Assemble all lines in which the string "date" appears.

SUPPLIED RECORDS:
>> begin

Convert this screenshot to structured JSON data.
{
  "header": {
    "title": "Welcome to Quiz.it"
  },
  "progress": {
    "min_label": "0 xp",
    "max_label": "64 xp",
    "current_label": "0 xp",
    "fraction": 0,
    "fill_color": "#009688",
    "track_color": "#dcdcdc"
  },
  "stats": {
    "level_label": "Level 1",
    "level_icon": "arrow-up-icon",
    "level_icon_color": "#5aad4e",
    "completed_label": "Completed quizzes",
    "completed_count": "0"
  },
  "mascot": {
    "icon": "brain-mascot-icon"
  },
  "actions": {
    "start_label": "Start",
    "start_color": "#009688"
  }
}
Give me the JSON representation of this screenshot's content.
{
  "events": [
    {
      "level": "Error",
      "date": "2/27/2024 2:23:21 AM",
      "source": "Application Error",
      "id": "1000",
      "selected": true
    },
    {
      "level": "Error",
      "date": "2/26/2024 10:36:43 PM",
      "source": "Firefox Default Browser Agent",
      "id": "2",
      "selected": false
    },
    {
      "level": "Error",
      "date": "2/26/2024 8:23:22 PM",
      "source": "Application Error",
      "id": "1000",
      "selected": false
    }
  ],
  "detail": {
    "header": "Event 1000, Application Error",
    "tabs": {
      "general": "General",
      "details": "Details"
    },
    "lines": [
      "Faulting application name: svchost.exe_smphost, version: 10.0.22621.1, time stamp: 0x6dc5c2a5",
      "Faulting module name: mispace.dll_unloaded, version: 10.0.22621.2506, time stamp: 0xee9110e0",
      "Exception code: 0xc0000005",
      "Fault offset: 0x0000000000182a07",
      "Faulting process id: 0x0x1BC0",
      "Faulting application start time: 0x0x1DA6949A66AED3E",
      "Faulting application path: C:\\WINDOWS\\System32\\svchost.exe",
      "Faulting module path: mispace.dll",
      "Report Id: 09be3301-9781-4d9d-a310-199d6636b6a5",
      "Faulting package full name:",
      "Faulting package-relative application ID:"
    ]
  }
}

>> end

CORRECT ANSWER:
      "date": "2/27/2024 2:23:21 AM",
      "date": "2/26/2024 10:36:43 PM",
      "date": "2/26/2024 8:23:22 PM",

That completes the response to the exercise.